> **Aim of the task**:
Update the records below by changing every "screenshot" to "image" and keeping everything else the same. Leave the pictures out of your answer.

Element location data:
----

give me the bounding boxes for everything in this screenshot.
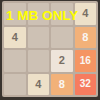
empty-cell [4, 3, 26, 25]
tile-8: 8 [51, 74, 73, 96]
empty-cell [4, 74, 26, 96]
tile-4: 4 [28, 74, 50, 96]
tile-16: 16 [75, 50, 97, 72]
game-screen: 4482164832 1 MB ONLY [0, 0, 100, 100]
tile-2: 2 [51, 50, 73, 72]
empty-cell [51, 27, 73, 49]
2048-board[interactable]: 4482164832 [2, 1, 98, 97]
empty-cell [28, 50, 50, 72]
empty-cell [28, 27, 50, 49]
empty-cell [51, 3, 73, 25]
tile-32: 32 [75, 74, 97, 96]
tile-4: 4 [75, 3, 97, 25]
tile-8: 8 [75, 27, 97, 49]
empty-cell [4, 50, 26, 72]
tile-4: 4 [4, 27, 26, 49]
empty-cell [28, 3, 50, 25]
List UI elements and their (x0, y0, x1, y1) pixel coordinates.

----

> **Right answer**:
give me the bounding boxes for everything in this image.
empty-cell [4, 3, 26, 25]
tile-8: 8 [51, 74, 73, 96]
empty-cell [4, 74, 26, 96]
tile-4: 4 [28, 74, 50, 96]
tile-16: 16 [75, 50, 97, 72]
game-screen: 4482164832 1 MB ONLY [0, 0, 100, 100]
tile-2: 2 [51, 50, 73, 72]
empty-cell [51, 27, 73, 49]
2048-board[interactable]: 4482164832 [2, 1, 98, 97]
empty-cell [28, 50, 50, 72]
empty-cell [28, 27, 50, 49]
empty-cell [51, 3, 73, 25]
tile-32: 32 [75, 74, 97, 96]
tile-4: 4 [75, 3, 97, 25]
tile-8: 8 [75, 27, 97, 49]
empty-cell [4, 50, 26, 72]
tile-4: 4 [4, 27, 26, 49]
empty-cell [28, 3, 50, 25]
List UI elements and their (x0, y0, x1, y1) pixel coordinates.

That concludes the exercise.